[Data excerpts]
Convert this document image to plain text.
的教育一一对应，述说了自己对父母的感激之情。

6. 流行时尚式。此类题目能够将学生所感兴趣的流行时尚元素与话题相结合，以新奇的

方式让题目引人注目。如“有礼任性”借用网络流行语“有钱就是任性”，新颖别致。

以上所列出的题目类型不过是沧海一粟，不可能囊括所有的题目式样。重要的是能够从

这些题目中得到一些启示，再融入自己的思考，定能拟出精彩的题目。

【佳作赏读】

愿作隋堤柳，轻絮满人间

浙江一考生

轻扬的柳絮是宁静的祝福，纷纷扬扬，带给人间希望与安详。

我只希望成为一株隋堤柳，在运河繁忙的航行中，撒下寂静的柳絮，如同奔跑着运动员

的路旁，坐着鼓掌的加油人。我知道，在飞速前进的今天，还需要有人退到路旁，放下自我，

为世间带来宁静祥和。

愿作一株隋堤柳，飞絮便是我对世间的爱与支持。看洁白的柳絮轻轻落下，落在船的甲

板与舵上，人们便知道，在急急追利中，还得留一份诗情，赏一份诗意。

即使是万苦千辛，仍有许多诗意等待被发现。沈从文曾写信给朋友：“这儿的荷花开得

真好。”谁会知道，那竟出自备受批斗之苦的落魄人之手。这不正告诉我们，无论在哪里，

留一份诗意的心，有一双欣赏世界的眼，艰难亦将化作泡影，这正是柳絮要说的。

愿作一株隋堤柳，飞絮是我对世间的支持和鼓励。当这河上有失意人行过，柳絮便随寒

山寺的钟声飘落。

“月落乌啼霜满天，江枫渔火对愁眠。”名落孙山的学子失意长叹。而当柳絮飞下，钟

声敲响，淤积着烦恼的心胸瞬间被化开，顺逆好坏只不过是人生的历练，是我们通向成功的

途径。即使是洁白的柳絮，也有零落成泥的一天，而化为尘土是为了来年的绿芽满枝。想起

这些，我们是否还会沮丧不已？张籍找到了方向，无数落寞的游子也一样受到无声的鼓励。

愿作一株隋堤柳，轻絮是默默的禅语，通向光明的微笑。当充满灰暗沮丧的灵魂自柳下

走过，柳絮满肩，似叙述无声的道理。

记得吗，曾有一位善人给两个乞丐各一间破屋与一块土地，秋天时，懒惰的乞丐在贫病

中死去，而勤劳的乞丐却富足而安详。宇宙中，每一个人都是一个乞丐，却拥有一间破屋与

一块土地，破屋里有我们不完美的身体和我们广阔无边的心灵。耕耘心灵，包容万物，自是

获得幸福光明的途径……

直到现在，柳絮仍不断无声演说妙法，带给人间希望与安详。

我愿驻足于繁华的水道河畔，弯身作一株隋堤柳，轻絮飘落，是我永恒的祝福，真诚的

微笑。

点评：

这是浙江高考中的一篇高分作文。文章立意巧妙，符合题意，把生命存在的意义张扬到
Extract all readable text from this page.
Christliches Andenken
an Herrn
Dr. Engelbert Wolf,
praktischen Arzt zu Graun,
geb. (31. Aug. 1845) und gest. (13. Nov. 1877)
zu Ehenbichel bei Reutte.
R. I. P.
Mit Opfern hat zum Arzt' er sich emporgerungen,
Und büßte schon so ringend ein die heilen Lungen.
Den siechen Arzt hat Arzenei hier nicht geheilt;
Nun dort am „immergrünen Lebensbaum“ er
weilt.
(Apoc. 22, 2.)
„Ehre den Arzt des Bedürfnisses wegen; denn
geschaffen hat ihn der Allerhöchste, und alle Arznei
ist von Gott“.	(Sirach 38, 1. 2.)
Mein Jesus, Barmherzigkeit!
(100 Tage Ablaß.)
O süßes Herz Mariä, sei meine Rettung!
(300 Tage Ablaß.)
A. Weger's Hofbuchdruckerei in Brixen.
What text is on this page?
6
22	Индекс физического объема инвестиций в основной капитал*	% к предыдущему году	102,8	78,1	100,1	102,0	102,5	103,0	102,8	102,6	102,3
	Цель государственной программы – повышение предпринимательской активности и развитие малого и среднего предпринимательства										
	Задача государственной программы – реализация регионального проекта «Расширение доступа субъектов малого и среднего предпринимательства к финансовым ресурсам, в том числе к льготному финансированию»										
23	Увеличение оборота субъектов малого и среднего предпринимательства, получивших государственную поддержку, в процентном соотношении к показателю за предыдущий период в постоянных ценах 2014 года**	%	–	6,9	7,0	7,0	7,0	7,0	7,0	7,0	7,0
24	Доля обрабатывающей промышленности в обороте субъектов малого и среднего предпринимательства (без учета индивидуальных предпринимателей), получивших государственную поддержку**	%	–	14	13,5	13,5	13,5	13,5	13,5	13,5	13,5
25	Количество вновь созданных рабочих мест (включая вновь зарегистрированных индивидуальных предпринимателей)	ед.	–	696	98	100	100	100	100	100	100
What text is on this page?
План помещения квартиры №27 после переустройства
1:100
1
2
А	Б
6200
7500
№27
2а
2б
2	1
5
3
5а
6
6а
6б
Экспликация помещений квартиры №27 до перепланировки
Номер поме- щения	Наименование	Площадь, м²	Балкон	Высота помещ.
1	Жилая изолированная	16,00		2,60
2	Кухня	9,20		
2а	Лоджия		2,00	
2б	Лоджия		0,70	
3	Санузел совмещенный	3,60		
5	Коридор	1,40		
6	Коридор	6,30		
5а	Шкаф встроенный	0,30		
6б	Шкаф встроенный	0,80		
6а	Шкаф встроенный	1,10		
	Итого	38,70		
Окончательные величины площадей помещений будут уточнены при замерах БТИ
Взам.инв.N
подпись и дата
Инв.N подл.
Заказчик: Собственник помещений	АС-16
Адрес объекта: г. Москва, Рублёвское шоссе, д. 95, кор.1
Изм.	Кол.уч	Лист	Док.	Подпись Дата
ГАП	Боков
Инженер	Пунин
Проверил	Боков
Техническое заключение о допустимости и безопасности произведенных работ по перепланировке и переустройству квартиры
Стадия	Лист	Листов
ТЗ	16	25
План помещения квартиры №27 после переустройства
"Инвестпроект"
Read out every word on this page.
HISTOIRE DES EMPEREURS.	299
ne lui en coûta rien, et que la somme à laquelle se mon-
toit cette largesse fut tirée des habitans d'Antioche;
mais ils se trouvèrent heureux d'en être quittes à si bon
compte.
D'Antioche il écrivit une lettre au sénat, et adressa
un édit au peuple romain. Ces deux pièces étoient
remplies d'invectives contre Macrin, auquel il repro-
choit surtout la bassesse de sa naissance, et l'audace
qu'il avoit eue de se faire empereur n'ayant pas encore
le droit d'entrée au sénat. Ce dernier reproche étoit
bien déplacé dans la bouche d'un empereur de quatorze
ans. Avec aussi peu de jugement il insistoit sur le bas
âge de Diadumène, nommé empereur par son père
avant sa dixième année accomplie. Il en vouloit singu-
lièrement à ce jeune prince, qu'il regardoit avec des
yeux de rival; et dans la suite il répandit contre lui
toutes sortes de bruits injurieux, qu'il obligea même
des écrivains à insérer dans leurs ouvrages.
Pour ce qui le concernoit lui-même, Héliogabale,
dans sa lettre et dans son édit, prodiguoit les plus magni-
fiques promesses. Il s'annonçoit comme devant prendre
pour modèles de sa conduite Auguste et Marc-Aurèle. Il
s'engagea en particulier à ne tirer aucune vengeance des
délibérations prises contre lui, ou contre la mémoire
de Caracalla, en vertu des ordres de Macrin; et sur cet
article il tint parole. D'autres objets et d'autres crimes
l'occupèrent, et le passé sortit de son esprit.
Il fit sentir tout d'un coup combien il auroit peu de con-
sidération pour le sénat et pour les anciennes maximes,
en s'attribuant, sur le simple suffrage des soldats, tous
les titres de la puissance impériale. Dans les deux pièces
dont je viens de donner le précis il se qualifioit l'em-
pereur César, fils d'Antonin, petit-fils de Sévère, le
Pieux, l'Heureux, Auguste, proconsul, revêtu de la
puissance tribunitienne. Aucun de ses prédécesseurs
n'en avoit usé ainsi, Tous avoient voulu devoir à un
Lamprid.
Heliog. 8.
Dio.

PROMPT: Using the listing above, gather each line that holds the string "индивидуальных" and copy it.

WRITTEN RESPONSE:
24	Доля обрабатывающей промышленности в обороте субъектов малого и среднего предпринимательства (без учета индивидуальных предпринимателей), получивших государственную поддержку**	%	–	14	13,5	13,5	13,5	13,5	13,5	13,5	13,5
25	Количество вновь созданных рабочих мест (включая вновь зарегистрированных индивидуальных предпринимателей)	ед.	–	696	98	100	100	100	100	100	100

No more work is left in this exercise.